> [Provided records]
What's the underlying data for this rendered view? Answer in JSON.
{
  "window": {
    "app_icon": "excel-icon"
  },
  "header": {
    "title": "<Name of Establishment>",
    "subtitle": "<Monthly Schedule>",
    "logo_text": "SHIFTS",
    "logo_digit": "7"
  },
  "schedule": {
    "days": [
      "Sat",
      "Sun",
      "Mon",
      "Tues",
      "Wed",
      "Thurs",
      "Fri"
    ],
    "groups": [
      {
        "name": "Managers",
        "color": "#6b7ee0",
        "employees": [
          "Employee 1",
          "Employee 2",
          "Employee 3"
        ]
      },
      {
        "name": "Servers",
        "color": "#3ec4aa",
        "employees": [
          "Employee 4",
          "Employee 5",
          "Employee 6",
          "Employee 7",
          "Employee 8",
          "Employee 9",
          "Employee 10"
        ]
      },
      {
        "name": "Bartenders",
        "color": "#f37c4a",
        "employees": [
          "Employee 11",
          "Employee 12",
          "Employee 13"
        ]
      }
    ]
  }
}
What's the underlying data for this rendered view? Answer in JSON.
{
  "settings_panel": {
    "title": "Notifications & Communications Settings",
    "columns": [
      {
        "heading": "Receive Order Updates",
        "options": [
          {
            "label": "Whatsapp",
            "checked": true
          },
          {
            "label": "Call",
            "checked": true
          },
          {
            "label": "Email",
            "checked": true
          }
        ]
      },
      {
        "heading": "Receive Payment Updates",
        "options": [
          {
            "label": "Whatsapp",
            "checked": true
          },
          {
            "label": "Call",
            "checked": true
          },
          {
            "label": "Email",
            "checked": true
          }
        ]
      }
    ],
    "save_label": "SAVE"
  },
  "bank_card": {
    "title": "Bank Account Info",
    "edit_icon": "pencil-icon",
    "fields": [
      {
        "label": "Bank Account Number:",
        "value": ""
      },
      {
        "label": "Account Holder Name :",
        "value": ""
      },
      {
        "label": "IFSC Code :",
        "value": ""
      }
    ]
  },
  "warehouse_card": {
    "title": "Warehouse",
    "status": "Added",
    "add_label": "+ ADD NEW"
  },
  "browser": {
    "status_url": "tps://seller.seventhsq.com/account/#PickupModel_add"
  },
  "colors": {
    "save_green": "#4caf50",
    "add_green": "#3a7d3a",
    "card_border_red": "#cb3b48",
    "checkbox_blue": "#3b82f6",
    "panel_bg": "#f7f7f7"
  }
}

> [Task objective] Each record above must be given again exactly.

> [Response]
What's the underlying data for this rendered view? Answer in JSON.
{
  "window": {
    "app_icon": "excel-icon"
  },
  "header": {
    "title": "<Name of Establishment>",
    "subtitle": "<Monthly Schedule>",
    "logo_text": "SHIFTS",
    "logo_digit": "7"
  },
  "schedule": {
    "days": [
      "Sat",
      "Sun",
      "Mon",
      "Tues",
      "Wed",
      "Thurs",
      "Fri"
    ],
    "groups": [
      {
        "name": "Managers",
        "color": "#6b7ee0",
        "employees": [
          "Employee 1",
          "Employee 2",
          "Employee 3"
        ]
      },
      {
        "name": "Servers",
        "color": "#3ec4aa",
        "employees": [
          "Employee 4",
          "Employee 5",
          "Employee 6",
          "Employee 7",
          "Employee 8",
          "Employee 9",
          "Employee 10"
        ]
      },
      {
        "name": "Bartenders",
        "color": "#f37c4a",
        "employees": [
          "Employee 11",
          "Employee 12",
          "Employee 13"
        ]
      }
    ]
  }
}
What's the underlying data for this rendered view? Answer in JSON.
{
  "settings_panel": {
    "title": "Notifications & Communications Settings",
    "columns": [
      {
        "heading": "Receive Order Updates",
        "options": [
          {
            "label": "Whatsapp",
            "checked": true
          },
          {
            "label": "Call",
            "checked": true
          },
          {
            "label": "Email",
            "checked": true
          }
        ]
      },
      {
        "heading": "Receive Payment Updates",
        "options": [
          {
            "label": "Whatsapp",
            "checked": true
          },
          {
            "label": "Call",
            "checked": true
          },
          {
            "label": "Email",
            "checked": true
          }
        ]
      }
    ],
    "save_label": "SAVE"
  },
  "bank_card": {
    "title": "Bank Account Info",
    "edit_icon": "pencil-icon",
    "fields": [
      {
        "label": "Bank Account Number:",
        "value": ""
      },
      {
        "label": "Account Holder Name :",
        "value": ""
      },
      {
        "label": "IFSC Code :",
        "value": ""
      }
    ]
  },
  "warehouse_card": {
    "title": "Warehouse",
    "status": "Added",
    "add_label": "+ ADD NEW"
  },
  "browser": {
    "status_url": "tps://seller.seventhsq.com/account/#PickupModel_add"
  },
  "colors": {
    "save_green": "#4caf50",
    "add_green": "#3a7d3a",
    "card_border_red": "#cb3b48",
    "checkbox_blue": "#3b82f6",
    "panel_bg": "#f7f7f7"
  }
}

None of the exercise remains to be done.